# To do
Give the number of lines in this listing that contain the word "domicile", and nothing else.

Records from a data source:
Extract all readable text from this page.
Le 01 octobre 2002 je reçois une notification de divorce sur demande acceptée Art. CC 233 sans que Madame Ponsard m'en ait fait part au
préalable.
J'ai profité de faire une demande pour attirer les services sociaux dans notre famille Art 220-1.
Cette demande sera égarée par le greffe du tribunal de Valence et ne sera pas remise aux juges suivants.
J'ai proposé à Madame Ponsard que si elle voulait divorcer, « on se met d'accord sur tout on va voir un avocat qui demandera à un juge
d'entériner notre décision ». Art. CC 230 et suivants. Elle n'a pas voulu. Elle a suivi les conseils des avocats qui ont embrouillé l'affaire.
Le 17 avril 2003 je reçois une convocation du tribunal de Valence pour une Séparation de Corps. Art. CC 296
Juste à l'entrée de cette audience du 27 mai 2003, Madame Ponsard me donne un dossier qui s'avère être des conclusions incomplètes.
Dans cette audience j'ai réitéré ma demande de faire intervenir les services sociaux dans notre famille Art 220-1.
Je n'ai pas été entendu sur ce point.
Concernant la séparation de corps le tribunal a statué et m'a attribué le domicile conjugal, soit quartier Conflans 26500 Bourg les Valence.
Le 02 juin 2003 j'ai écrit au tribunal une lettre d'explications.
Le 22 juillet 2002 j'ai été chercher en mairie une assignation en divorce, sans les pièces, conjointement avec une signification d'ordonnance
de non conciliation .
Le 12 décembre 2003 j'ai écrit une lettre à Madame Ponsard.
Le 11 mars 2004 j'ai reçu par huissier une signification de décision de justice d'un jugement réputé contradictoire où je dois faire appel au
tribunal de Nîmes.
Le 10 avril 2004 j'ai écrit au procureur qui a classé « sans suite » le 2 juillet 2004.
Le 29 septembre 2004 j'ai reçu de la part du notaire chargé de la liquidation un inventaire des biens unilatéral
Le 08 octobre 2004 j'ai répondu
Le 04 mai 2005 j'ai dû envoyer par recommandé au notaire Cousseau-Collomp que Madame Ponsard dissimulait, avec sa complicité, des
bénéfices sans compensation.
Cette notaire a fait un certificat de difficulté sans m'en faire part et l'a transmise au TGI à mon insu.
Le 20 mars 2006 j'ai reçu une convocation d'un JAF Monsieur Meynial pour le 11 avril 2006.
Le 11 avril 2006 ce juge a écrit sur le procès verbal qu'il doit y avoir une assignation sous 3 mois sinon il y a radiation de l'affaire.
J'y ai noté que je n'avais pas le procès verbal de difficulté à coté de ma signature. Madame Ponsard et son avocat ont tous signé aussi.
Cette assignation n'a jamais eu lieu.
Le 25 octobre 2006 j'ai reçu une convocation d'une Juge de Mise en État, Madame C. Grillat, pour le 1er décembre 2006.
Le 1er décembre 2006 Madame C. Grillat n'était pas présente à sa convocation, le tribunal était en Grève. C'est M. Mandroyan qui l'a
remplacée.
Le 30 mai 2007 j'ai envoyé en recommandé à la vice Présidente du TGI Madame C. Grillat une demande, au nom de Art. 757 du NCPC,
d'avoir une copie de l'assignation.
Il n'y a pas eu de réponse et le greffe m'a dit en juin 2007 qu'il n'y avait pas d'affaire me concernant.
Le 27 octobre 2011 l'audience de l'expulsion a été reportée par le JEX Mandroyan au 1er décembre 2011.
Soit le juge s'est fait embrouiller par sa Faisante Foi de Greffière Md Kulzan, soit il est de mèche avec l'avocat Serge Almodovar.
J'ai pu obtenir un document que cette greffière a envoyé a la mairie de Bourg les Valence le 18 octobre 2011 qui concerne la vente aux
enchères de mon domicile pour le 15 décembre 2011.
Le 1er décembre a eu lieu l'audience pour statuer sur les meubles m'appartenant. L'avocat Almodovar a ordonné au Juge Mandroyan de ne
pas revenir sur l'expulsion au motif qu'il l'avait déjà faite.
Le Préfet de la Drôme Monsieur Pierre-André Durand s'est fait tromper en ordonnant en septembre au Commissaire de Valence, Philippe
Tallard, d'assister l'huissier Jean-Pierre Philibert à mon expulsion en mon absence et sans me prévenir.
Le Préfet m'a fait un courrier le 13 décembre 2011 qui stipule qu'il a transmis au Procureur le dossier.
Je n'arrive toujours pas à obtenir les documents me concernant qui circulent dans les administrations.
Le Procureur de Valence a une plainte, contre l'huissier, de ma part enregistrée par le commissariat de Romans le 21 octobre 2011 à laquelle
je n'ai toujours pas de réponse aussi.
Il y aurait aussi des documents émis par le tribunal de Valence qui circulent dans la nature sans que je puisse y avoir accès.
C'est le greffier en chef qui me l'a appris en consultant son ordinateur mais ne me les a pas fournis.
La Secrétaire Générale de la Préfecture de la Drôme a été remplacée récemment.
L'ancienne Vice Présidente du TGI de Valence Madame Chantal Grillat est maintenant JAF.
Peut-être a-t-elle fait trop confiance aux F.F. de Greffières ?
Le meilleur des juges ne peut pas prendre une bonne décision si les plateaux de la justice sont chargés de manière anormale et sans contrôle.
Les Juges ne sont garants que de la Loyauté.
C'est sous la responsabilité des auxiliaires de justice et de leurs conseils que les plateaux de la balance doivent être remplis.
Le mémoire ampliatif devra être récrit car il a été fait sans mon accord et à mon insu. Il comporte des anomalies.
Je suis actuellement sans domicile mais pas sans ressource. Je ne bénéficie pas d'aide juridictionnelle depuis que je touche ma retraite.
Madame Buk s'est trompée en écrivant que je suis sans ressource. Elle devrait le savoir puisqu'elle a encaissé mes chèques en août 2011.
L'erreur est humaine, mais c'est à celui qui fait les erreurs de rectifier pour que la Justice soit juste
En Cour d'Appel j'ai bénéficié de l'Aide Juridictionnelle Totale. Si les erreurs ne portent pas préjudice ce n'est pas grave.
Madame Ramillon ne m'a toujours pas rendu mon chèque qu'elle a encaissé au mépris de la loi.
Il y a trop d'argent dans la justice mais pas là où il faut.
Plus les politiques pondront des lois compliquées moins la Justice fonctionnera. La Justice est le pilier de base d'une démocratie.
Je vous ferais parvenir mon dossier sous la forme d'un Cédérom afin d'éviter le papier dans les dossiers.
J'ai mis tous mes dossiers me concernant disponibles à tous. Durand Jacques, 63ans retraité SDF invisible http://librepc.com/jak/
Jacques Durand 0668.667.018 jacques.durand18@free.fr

# Task result
3